• _Problem requirements_
Count the lines below that include the word "Other" and write that number alone.

• _Entries_
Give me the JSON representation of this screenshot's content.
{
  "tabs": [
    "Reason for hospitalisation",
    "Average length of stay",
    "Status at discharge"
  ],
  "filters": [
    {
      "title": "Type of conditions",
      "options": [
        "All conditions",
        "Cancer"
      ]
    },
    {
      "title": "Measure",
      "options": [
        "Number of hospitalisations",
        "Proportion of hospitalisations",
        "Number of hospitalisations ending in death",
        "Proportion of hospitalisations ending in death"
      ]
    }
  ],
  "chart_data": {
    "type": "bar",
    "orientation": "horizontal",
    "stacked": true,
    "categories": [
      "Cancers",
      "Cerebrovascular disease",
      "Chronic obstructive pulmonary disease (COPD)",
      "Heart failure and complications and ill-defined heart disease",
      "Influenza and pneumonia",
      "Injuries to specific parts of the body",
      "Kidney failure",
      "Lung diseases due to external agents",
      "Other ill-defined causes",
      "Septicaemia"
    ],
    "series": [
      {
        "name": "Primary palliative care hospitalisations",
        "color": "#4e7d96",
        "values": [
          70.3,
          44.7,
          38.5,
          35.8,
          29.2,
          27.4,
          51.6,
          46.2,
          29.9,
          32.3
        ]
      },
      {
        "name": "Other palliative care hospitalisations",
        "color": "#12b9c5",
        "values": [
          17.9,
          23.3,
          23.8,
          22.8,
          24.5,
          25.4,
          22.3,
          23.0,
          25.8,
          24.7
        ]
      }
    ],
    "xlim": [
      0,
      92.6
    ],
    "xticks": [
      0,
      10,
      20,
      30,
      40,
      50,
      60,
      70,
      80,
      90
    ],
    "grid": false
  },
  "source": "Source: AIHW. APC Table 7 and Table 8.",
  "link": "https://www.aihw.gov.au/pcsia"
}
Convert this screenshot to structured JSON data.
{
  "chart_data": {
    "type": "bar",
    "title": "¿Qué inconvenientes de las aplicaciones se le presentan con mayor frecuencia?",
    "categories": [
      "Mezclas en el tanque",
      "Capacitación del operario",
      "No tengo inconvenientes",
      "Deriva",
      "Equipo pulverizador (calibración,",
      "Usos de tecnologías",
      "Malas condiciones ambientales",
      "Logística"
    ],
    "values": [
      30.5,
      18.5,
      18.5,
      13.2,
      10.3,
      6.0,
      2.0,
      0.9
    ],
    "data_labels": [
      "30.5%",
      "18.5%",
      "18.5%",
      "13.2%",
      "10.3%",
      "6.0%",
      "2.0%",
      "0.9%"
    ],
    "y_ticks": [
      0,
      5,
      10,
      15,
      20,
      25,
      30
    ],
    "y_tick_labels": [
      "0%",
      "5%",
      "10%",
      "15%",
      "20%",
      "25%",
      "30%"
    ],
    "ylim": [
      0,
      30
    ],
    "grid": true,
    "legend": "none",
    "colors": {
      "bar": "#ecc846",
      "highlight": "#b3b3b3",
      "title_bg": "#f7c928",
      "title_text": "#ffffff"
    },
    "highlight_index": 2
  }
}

• _Exercise response_
2